**Goal**: Exclude the pictures and reproduce the remaining data exactly as written.

**Record set**:
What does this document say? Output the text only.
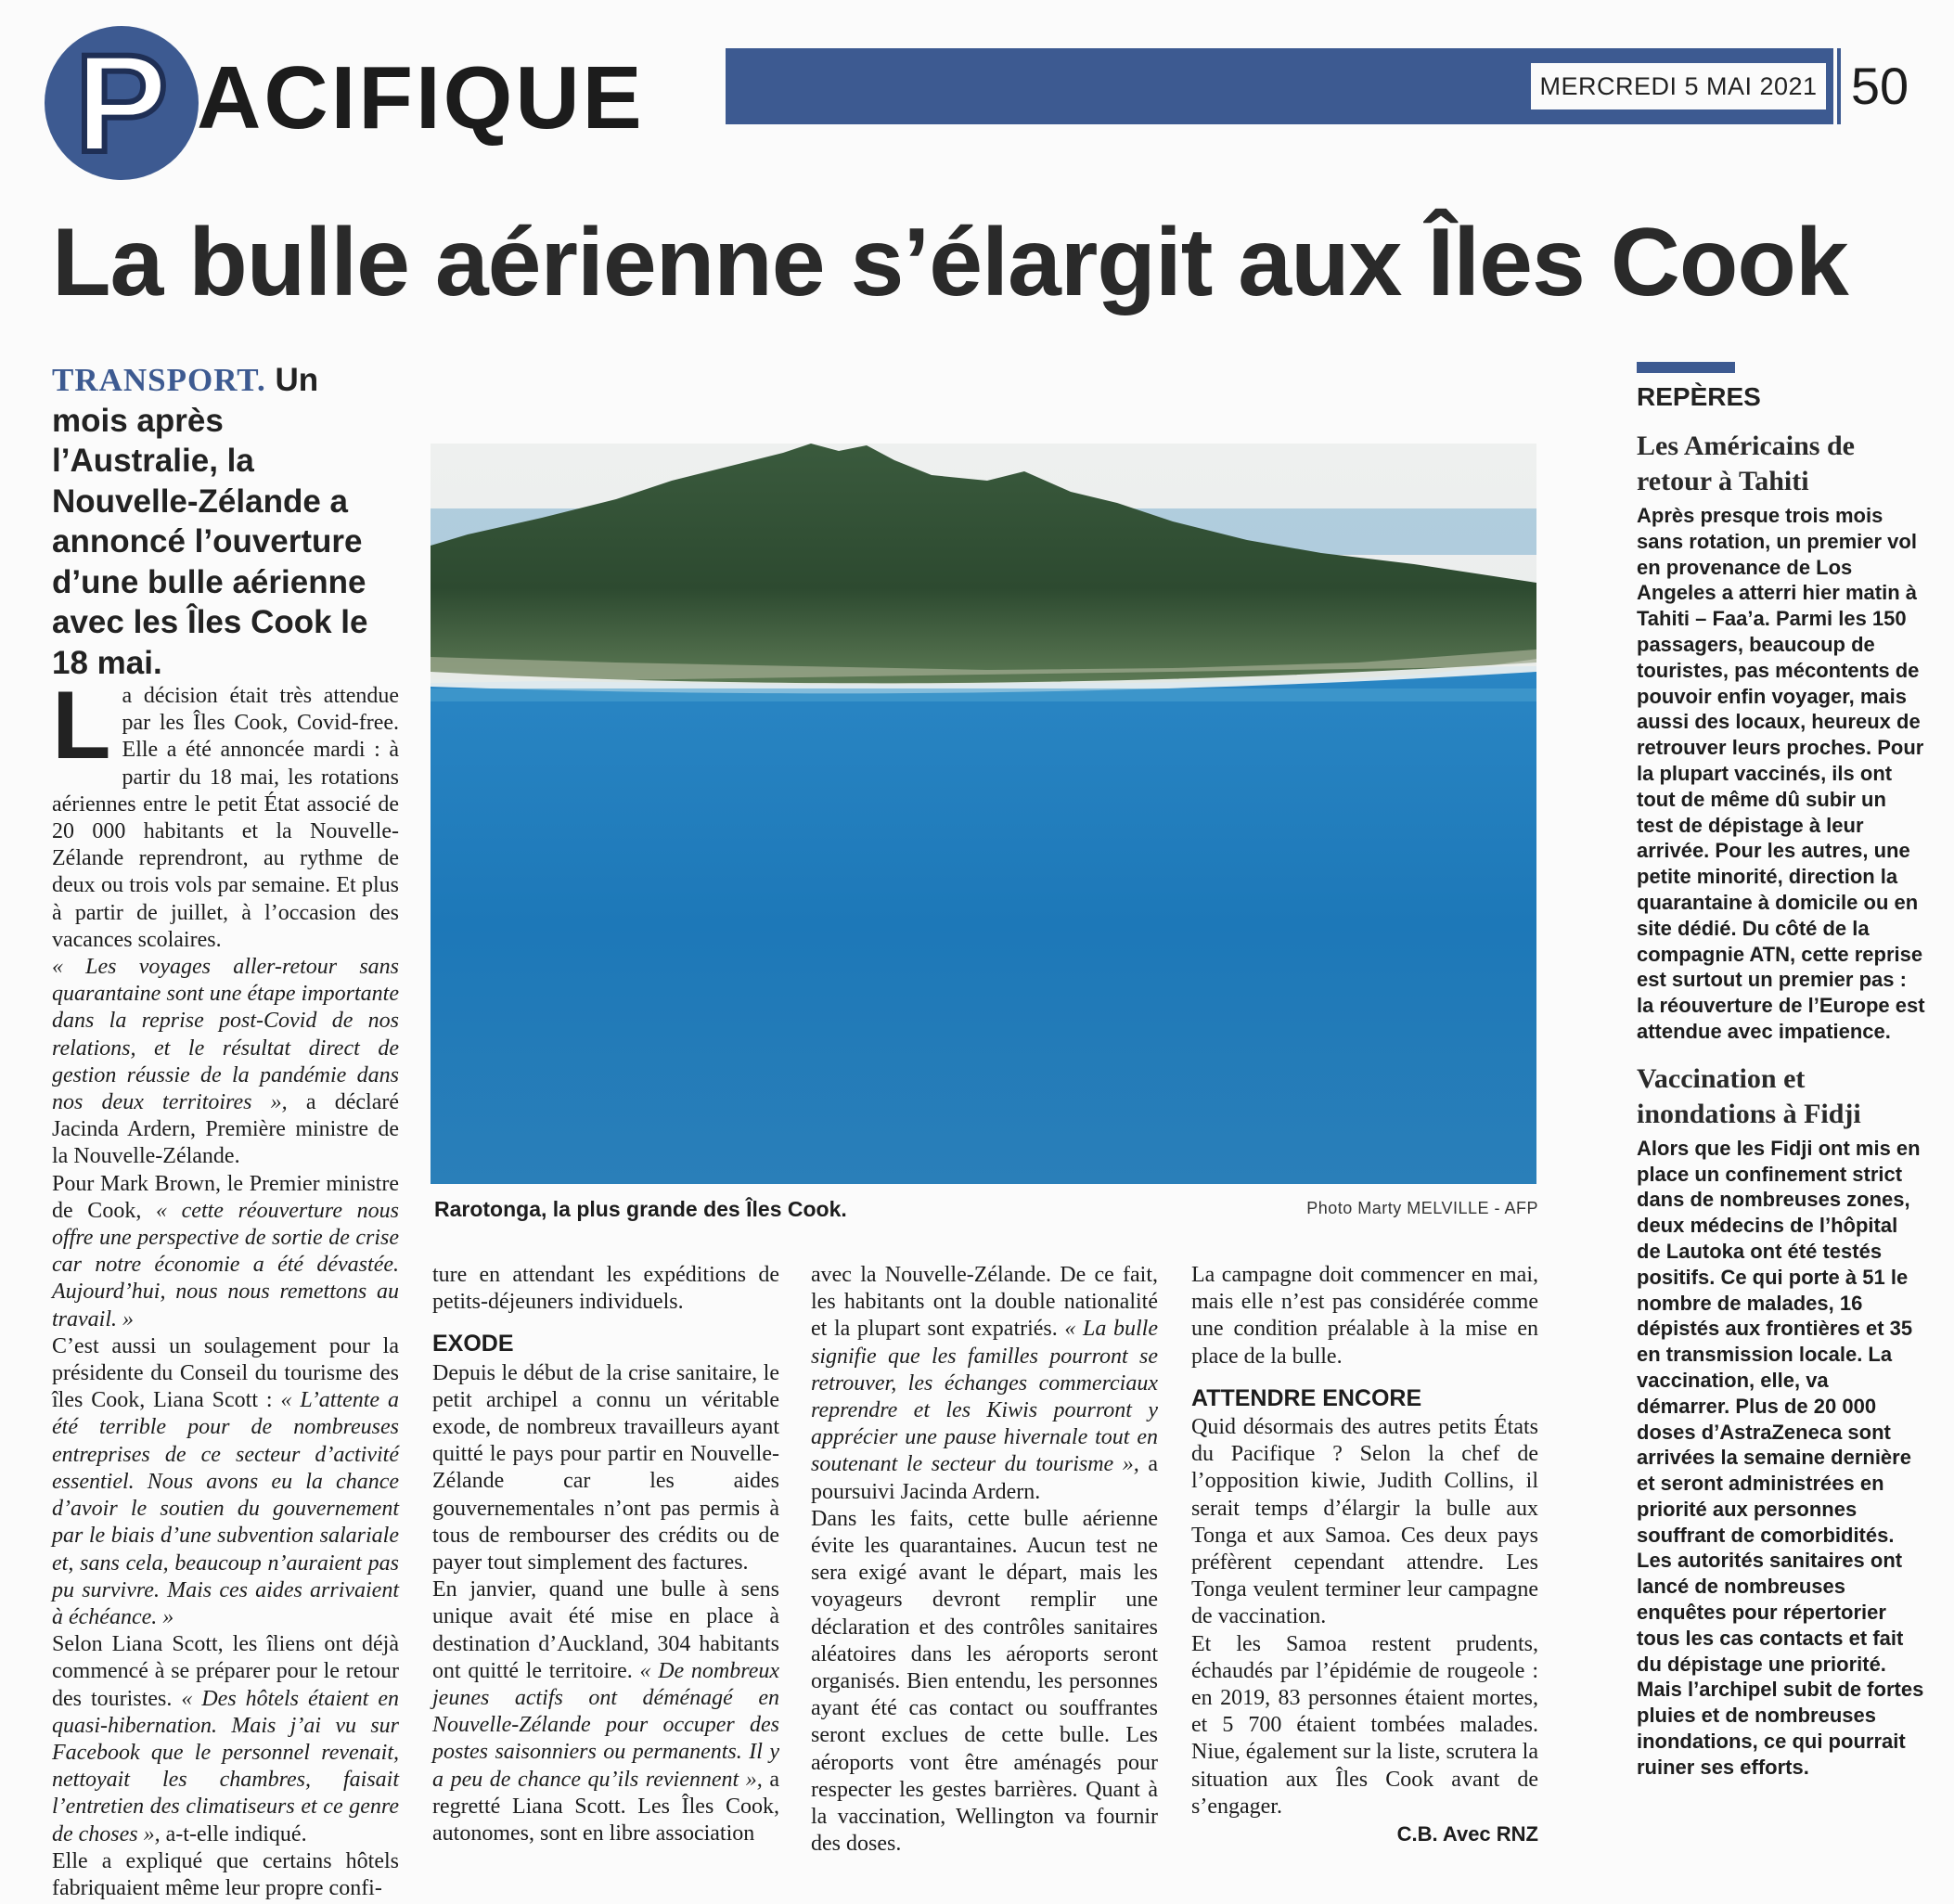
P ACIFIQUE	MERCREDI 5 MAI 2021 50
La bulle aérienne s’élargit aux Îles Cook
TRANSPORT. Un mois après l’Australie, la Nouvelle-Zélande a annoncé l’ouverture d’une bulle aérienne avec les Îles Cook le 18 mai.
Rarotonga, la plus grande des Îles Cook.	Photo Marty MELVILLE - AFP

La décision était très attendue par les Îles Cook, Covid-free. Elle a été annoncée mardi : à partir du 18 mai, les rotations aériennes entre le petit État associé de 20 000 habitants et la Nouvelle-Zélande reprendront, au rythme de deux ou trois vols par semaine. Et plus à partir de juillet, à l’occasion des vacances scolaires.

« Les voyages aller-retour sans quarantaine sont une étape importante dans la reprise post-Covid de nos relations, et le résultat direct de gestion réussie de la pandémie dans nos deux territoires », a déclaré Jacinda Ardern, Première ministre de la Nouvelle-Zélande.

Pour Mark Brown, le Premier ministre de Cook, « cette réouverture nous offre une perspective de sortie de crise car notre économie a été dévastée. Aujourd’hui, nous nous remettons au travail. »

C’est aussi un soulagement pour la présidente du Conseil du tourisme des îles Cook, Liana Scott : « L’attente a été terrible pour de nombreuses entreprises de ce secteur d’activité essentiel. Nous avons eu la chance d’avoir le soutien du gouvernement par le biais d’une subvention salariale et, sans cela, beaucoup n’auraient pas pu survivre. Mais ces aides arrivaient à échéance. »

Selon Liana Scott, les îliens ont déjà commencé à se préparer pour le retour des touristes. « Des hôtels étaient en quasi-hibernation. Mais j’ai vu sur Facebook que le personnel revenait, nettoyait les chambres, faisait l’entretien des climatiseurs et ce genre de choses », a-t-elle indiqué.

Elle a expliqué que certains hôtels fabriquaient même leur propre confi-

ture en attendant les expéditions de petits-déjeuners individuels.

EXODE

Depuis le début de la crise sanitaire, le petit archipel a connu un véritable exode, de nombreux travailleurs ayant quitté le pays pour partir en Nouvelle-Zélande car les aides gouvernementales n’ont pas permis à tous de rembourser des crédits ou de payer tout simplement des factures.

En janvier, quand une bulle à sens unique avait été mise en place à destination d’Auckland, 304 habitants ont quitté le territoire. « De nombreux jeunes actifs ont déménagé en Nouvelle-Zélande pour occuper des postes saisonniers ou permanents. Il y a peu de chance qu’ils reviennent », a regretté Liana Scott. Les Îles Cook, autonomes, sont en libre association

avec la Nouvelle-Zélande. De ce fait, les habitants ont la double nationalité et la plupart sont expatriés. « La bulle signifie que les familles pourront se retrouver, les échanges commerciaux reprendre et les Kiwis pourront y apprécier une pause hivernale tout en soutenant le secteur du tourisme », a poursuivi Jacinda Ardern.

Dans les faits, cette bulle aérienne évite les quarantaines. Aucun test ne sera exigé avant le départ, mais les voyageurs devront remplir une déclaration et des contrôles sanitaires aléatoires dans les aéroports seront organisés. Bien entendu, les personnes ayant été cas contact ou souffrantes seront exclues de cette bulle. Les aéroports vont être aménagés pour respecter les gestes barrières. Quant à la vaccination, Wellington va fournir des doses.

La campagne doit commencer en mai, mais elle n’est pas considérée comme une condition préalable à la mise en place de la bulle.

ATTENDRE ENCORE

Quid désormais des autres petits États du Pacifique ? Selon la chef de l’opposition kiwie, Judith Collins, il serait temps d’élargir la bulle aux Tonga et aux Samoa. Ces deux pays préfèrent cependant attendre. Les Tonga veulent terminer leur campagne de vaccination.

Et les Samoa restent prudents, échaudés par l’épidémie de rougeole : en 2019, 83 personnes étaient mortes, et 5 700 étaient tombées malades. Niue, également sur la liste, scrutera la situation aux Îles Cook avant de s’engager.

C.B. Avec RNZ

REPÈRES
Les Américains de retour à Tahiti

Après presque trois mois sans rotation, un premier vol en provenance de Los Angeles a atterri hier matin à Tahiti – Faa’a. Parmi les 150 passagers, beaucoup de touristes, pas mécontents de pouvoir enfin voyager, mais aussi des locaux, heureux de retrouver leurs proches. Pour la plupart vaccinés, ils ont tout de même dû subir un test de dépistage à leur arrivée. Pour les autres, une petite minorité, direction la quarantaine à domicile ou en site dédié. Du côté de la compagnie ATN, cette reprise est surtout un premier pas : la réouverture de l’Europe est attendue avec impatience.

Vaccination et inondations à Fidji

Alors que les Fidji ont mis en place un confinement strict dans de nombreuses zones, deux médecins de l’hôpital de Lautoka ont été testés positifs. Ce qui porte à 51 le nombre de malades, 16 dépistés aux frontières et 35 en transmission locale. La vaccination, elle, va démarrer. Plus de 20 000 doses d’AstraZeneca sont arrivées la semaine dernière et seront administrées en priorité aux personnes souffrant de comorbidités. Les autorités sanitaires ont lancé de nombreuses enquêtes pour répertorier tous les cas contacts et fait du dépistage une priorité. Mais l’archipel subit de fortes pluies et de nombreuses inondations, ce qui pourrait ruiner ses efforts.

**Answer to the task**:
What does this document say? Output the text only.
P ACIFIQUE	MERCREDI 5 MAI 2021 50
La bulle aérienne s’élargit aux Îles Cook
TRANSPORT. Un mois après l’Australie, la Nouvelle-Zélande a annoncé l’ouverture d’une bulle aérienne avec les Îles Cook le 18 mai.
Rarotonga, la plus grande des Îles Cook.	Photo Marty MELVILLE - AFP

La décision était très attendue par les Îles Cook, Covid-free. Elle a été annoncée mardi : à partir du 18 mai, les rotations aériennes entre le petit État associé de 20 000 habitants et la Nouvelle-Zélande reprendront, au rythme de deux ou trois vols par semaine. Et plus à partir de juillet, à l’occasion des vacances scolaires.

« Les voyages aller-retour sans quarantaine sont une étape importante dans la reprise post-Covid de nos relations, et le résultat direct de gestion réussie de la pandémie dans nos deux territoires », a déclaré Jacinda Ardern, Première ministre de la Nouvelle-Zélande.

Pour Mark Brown, le Premier ministre de Cook, « cette réouverture nous offre une perspective de sortie de crise car notre économie a été dévastée. Aujourd’hui, nous nous remettons au travail. »

C’est aussi un soulagement pour la présidente du Conseil du tourisme des îles Cook, Liana Scott : « L’attente a été terrible pour de nombreuses entreprises de ce secteur d’activité essentiel. Nous avons eu la chance d’avoir le soutien du gouvernement par le biais d’une subvention salariale et, sans cela, beaucoup n’auraient pas pu survivre. Mais ces aides arrivaient à échéance. »

Selon Liana Scott, les îliens ont déjà commencé à se préparer pour le retour des touristes. « Des hôtels étaient en quasi-hibernation. Mais j’ai vu sur Facebook que le personnel revenait, nettoyait les chambres, faisait l’entretien des climatiseurs et ce genre de choses », a-t-elle indiqué.

Elle a expliqué que certains hôtels fabriquaient même leur propre confi-

ture en attendant les expéditions de petits-déjeuners individuels.

EXODE

Depuis le début de la crise sanitaire, le petit archipel a connu un véritable exode, de nombreux travailleurs ayant quitté le pays pour partir en Nouvelle-Zélande car les aides gouvernementales n’ont pas permis à tous de rembourser des crédits ou de payer tout simplement des factures.

En janvier, quand une bulle à sens unique avait été mise en place à destination d’Auckland, 304 habitants ont quitté le territoire. « De nombreux jeunes actifs ont déménagé en Nouvelle-Zélande pour occuper des postes saisonniers ou permanents. Il y a peu de chance qu’ils reviennent », a regretté Liana Scott. Les Îles Cook, autonomes, sont en libre association

avec la Nouvelle-Zélande. De ce fait, les habitants ont la double nationalité et la plupart sont expatriés. « La bulle signifie que les familles pourront se retrouver, les échanges commerciaux reprendre et les Kiwis pourront y apprécier une pause hivernale tout en soutenant le secteur du tourisme », a poursuivi Jacinda Ardern.

Dans les faits, cette bulle aérienne évite les quarantaines. Aucun test ne sera exigé avant le départ, mais les voyageurs devront remplir une déclaration et des contrôles sanitaires aléatoires dans les aéroports seront organisés. Bien entendu, les personnes ayant été cas contact ou souffrantes seront exclues de cette bulle. Les aéroports vont être aménagés pour respecter les gestes barrières. Quant à la vaccination, Wellington va fournir des doses.

La campagne doit commencer en mai, mais elle n’est pas considérée comme une condition préalable à la mise en place de la bulle.

ATTENDRE ENCORE

Quid désormais des autres petits États du Pacifique ? Selon la chef de l’opposition kiwie, Judith Collins, il serait temps d’élargir la bulle aux Tonga et aux Samoa. Ces deux pays préfèrent cependant attendre. Les Tonga veulent terminer leur campagne de vaccination.

Et les Samoa restent prudents, échaudés par l’épidémie de rougeole : en 2019, 83 personnes étaient mortes, et 5 700 étaient tombées malades. Niue, également sur la liste, scrutera la situation aux Îles Cook avant de s’engager.

C.B. Avec RNZ

REPÈRES
Les Américains de retour à Tahiti

Après presque trois mois sans rotation, un premier vol en provenance de Los Angeles a atterri hier matin à Tahiti – Faa’a. Parmi les 150 passagers, beaucoup de touristes, pas mécontents de pouvoir enfin voyager, mais aussi des locaux, heureux de retrouver leurs proches. Pour la plupart vaccinés, ils ont tout de même dû subir un test de dépistage à leur arrivée. Pour les autres, une petite minorité, direction la quarantaine à domicile ou en site dédié. Du côté de la compagnie ATN, cette reprise est surtout un premier pas : la réouverture de l’Europe est attendue avec impatience.

Vaccination et inondations à Fidji

Alors que les Fidji ont mis en place un confinement strict dans de nombreuses zones, deux médecins de l’hôpital de Lautoka ont été testés positifs. Ce qui porte à 51 le nombre de malades, 16 dépistés aux frontières et 35 en transmission locale. La vaccination, elle, va démarrer. Plus de 20 000 doses d’AstraZeneca sont arrivées la semaine dernière et seront administrées en priorité aux personnes souffrant de comorbidités. Les autorités sanitaires ont lancé de nombreuses enquêtes pour répertorier tous les cas contacts et fait du dépistage une priorité. Mais l’archipel subit de fortes pluies et de nombreuses inondations, ce qui pourrait ruiner ses efforts.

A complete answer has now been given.